(Structured figure records)
★ ★ ★

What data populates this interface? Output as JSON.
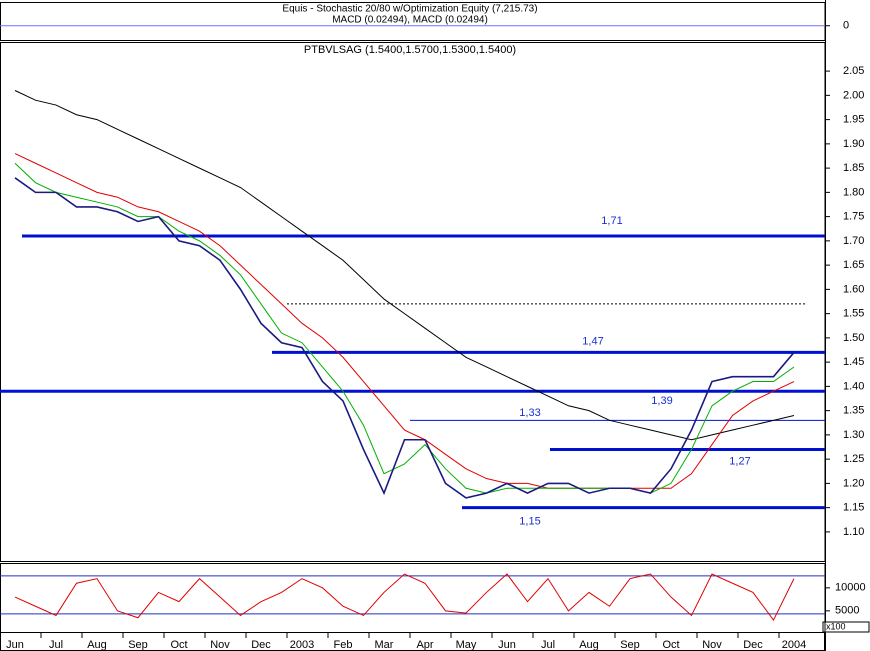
{
  "chart_data": [
    {
      "type": "line",
      "title": "Equis - Stochastic 20/80  w/Optimization Equity (7,215.73)",
      "subtitle": "MACD (0.02494), MACD (0.02494)",
      "ylim": [
        -0.6,
        1
      ],
      "yticks": [
        0
      ]
    },
    {
      "type": "line",
      "title": "PTBVLSAG (1.5400,1.5700,1.5300,1.5400)",
      "categories": [
        "Jun",
        null,
        "Jul",
        null,
        "Aug",
        null,
        "Sep",
        null,
        "Oct",
        null,
        "Nov",
        null,
        "Dec",
        null,
        "2003",
        null,
        "Feb",
        null,
        "Mar",
        null,
        "Apr",
        null,
        "May",
        null,
        "Jun",
        null,
        "Jul",
        null,
        "Aug",
        null,
        "Sep",
        null,
        "Oct",
        null,
        "Nov",
        null,
        "Dec",
        null,
        "2004",
        null
      ],
      "series": [
        {
          "color": "#000000",
          "values": [
            2.01,
            1.99,
            1.98,
            1.96,
            1.95,
            1.93,
            1.91,
            1.89,
            1.87,
            1.85,
            1.83,
            1.81,
            1.78,
            1.75,
            1.72,
            1.69,
            1.66,
            1.62,
            1.58,
            1.55,
            1.52,
            1.49,
            1.46,
            1.44,
            1.42,
            1.4,
            1.38,
            1.36,
            1.35,
            1.33,
            1.32,
            1.31,
            1.3,
            1.29,
            1.3,
            1.31,
            1.32,
            1.33,
            1.34,
            null
          ]
        },
        {
          "color": "#e00000",
          "values": [
            1.88,
            1.86,
            1.84,
            1.82,
            1.8,
            1.79,
            1.77,
            1.76,
            1.74,
            1.72,
            1.69,
            1.65,
            1.61,
            1.57,
            1.53,
            1.5,
            1.46,
            1.41,
            1.36,
            1.31,
            1.29,
            1.26,
            1.23,
            1.21,
            1.2,
            1.2,
            1.19,
            1.19,
            1.19,
            1.19,
            1.19,
            1.19,
            1.19,
            1.22,
            1.28,
            1.34,
            1.37,
            1.39,
            1.41,
            null
          ]
        },
        {
          "color": "#00b000",
          "values": [
            1.86,
            1.82,
            1.8,
            1.79,
            1.78,
            1.77,
            1.75,
            1.75,
            1.72,
            1.7,
            1.67,
            1.63,
            1.57,
            1.51,
            1.49,
            1.44,
            1.39,
            1.32,
            1.22,
            1.24,
            1.28,
            1.23,
            1.19,
            1.18,
            1.19,
            1.19,
            1.19,
            1.19,
            1.19,
            1.19,
            1.19,
            1.18,
            1.2,
            1.27,
            1.36,
            1.39,
            1.41,
            1.41,
            1.44,
            null
          ]
        },
        {
          "color": "#1a1a80",
          "values": [
            1.83,
            1.8,
            1.8,
            1.77,
            1.77,
            1.76,
            1.74,
            1.75,
            1.7,
            1.69,
            1.66,
            1.6,
            1.53,
            1.49,
            1.48,
            1.41,
            1.37,
            1.27,
            1.18,
            1.29,
            1.29,
            1.2,
            1.17,
            1.18,
            1.2,
            1.18,
            1.2,
            1.2,
            1.18,
            1.19,
            1.19,
            1.18,
            1.23,
            1.31,
            1.41,
            1.42,
            1.42,
            1.42,
            1.47,
            null
          ]
        }
      ],
      "levels": [
        {
          "value": 1.71,
          "label": "1,71"
        },
        {
          "value": 1.47,
          "label": "1,47"
        },
        {
          "value": 1.39,
          "label": "1,39"
        },
        {
          "value": 1.33,
          "label": "1,33"
        },
        {
          "value": 1.27,
          "label": "1,27"
        },
        {
          "value": 1.15,
          "label": "1,15"
        }
      ],
      "reference_line": 1.57,
      "ylim": [
        1.04,
        2.11
      ],
      "yticks": [
        {
          "value": 1.1,
          "label": "1.10"
        },
        {
          "value": 1.15,
          "label": "1.15"
        },
        {
          "value": 1.2,
          "label": "1.20"
        },
        {
          "value": 1.25,
          "label": "1.25"
        },
        {
          "value": 1.3,
          "label": "1.30"
        },
        {
          "value": 1.35,
          "label": "1.35"
        },
        {
          "value": 1.4,
          "label": "1.40"
        },
        {
          "value": 1.45,
          "label": "1.45"
        },
        {
          "value": 1.5,
          "label": "1.50"
        },
        {
          "value": 1.55,
          "label": "1.55"
        },
        {
          "value": 1.6,
          "label": "1.60"
        },
        {
          "value": 1.65,
          "label": "1.65"
        },
        {
          "value": 1.7,
          "label": "1.70"
        },
        {
          "value": 1.75,
          "label": "1.75"
        },
        {
          "value": 1.8,
          "label": "1.80"
        },
        {
          "value": 1.85,
          "label": "1.85"
        },
        {
          "value": 1.9,
          "label": "1.90"
        },
        {
          "value": 1.95,
          "label": "1.95"
        },
        {
          "value": 2.0,
          "label": "2.00"
        },
        {
          "value": 2.05,
          "label": "2.05"
        }
      ]
    },
    {
      "type": "line",
      "series": [
        {
          "color": "#e00000",
          "values": [
            8000,
            6000,
            4000,
            11000,
            12000,
            5000,
            3500,
            9000,
            7000,
            12000,
            8000,
            4000,
            7000,
            9000,
            12000,
            10000,
            6000,
            4000,
            9000,
            13000,
            11000,
            5000,
            4500,
            9000,
            13000,
            7000,
            12000,
            5000,
            9000,
            6000,
            12000,
            13000,
            8000,
            4000,
            13000,
            11000,
            9000,
            3000,
            12000,
            null
          ]
        }
      ],
      "hlines": [
        12600,
        4350
      ],
      "ylim": [
        400,
        15400
      ],
      "yticks": [
        5000,
        10000
      ],
      "unit_label": "x100"
    }
  ]
}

★ ★ ★

### [WHAT YOU HAVE TO DO]
Retype each record exactly as it stands, but do not include the pictures.

### [SOLUTION TO THE PROBLEM]
What data populates this interface? Output as JSON.
{
  "chart_data": [
    {
      "type": "line",
      "title": "Equis - Stochastic 20/80  w/Optimization Equity (7,215.73)",
      "subtitle": "MACD (0.02494), MACD (0.02494)",
      "ylim": [
        -0.6,
        1
      ],
      "yticks": [
        0
      ]
    },
    {
      "type": "line",
      "title": "PTBVLSAG (1.5400,1.5700,1.5300,1.5400)",
      "categories": [
        "Jun",
        null,
        "Jul",
        null,
        "Aug",
        null,
        "Sep",
        null,
        "Oct",
        null,
        "Nov",
        null,
        "Dec",
        null,
        "2003",
        null,
        "Feb",
        null,
        "Mar",
        null,
        "Apr",
        null,
        "May",
        null,
        "Jun",
        null,
        "Jul",
        null,
        "Aug",
        null,
        "Sep",
        null,
        "Oct",
        null,
        "Nov",
        null,
        "Dec",
        null,
        "2004",
        null
      ],
      "series": [
        {
          "color": "#000000",
          "values": [
            2.01,
            1.99,
            1.98,
            1.96,
            1.95,
            1.93,
            1.91,
            1.89,
            1.87,
            1.85,
            1.83,
            1.81,
            1.78,
            1.75,
            1.72,
            1.69,
            1.66,
            1.62,
            1.58,
            1.55,
            1.52,
            1.49,
            1.46,
            1.44,
            1.42,
            1.4,
            1.38,
            1.36,
            1.35,
            1.33,
            1.32,
            1.31,
            1.3,
            1.29,
            1.3,
            1.31,
            1.32,
            1.33,
            1.34,
            null
          ]
        },
        {
          "color": "#e00000",
          "values": [
            1.88,
            1.86,
            1.84,
            1.82,
            1.8,
            1.79,
            1.77,
            1.76,
            1.74,
            1.72,
            1.69,
            1.65,
            1.61,
            1.57,
            1.53,
            1.5,
            1.46,
            1.41,
            1.36,
            1.31,
            1.29,
            1.26,
            1.23,
            1.21,
            1.2,
            1.2,
            1.19,
            1.19,
            1.19,
            1.19,
            1.19,
            1.19,
            1.19,
            1.22,
            1.28,
            1.34,
            1.37,
            1.39,
            1.41,
            null
          ]
        },
        {
          "color": "#00b000",
          "values": [
            1.86,
            1.82,
            1.8,
            1.79,
            1.78,
            1.77,
            1.75,
            1.75,
            1.72,
            1.7,
            1.67,
            1.63,
            1.57,
            1.51,
            1.49,
            1.44,
            1.39,
            1.32,
            1.22,
            1.24,
            1.28,
            1.23,
            1.19,
            1.18,
            1.19,
            1.19,
            1.19,
            1.19,
            1.19,
            1.19,
            1.19,
            1.18,
            1.2,
            1.27,
            1.36,
            1.39,
            1.41,
            1.41,
            1.44,
            null
          ]
        },
        {
          "color": "#1a1a80",
          "values": [
            1.83,
            1.8,
            1.8,
            1.77,
            1.77,
            1.76,
            1.74,
            1.75,
            1.7,
            1.69,
            1.66,
            1.6,
            1.53,
            1.49,
            1.48,
            1.41,
            1.37,
            1.27,
            1.18,
            1.29,
            1.29,
            1.2,
            1.17,
            1.18,
            1.2,
            1.18,
            1.2,
            1.2,
            1.18,
            1.19,
            1.19,
            1.18,
            1.23,
            1.31,
            1.41,
            1.42,
            1.42,
            1.42,
            1.47,
            null
          ]
        }
      ],
      "levels": [
        {
          "value": 1.71,
          "label": "1,71"
        },
        {
          "value": 1.47,
          "label": "1,47"
        },
        {
          "value": 1.39,
          "label": "1,39"
        },
        {
          "value": 1.33,
          "label": "1,33"
        },
        {
          "value": 1.27,
          "label": "1,27"
        },
        {
          "value": 1.15,
          "label": "1,15"
        }
      ],
      "reference_line": 1.57,
      "ylim": [
        1.04,
        2.11
      ],
      "yticks": [
        {
          "value": 1.1,
          "label": "1.10"
        },
        {
          "value": 1.15,
          "label": "1.15"
        },
        {
          "value": 1.2,
          "label": "1.20"
        },
        {
          "value": 1.25,
          "label": "1.25"
        },
        {
          "value": 1.3,
          "label": "1.30"
        },
        {
          "value": 1.35,
          "label": "1.35"
        },
        {
          "value": 1.4,
          "label": "1.40"
        },
        {
          "value": 1.45,
          "label": "1.45"
        },
        {
          "value": 1.5,
          "label": "1.50"
        },
        {
          "value": 1.55,
          "label": "1.55"
        },
        {
          "value": 1.6,
          "label": "1.60"
        },
        {
          "value": 1.65,
          "label": "1.65"
        },
        {
          "value": 1.7,
          "label": "1.70"
        },
        {
          "value": 1.75,
          "label": "1.75"
        },
        {
          "value": 1.8,
          "label": "1.80"
        },
        {
          "value": 1.85,
          "label": "1.85"
        },
        {
          "value": 1.9,
          "label": "1.90"
        },
        {
          "value": 1.95,
          "label": "1.95"
        },
        {
          "value": 2.0,
          "label": "2.00"
        },
        {
          "value": 2.05,
          "label": "2.05"
        }
      ]
    },
    {
      "type": "line",
      "series": [
        {
          "color": "#e00000",
          "values": [
            8000,
            6000,
            4000,
            11000,
            12000,
            5000,
            3500,
            9000,
            7000,
            12000,
            8000,
            4000,
            7000,
            9000,
            12000,
            10000,
            6000,
            4000,
            9000,
            13000,
            11000,
            5000,
            4500,
            9000,
            13000,
            7000,
            12000,
            5000,
            9000,
            6000,
            12000,
            13000,
            8000,
            4000,
            13000,
            11000,
            9000,
            3000,
            12000,
            null
          ]
        }
      ],
      "hlines": [
        12600,
        4350
      ],
      "ylim": [
        400,
        15400
      ],
      "yticks": [
        5000,
        10000
      ],
      "unit_label": "x100"
    }
  ]
}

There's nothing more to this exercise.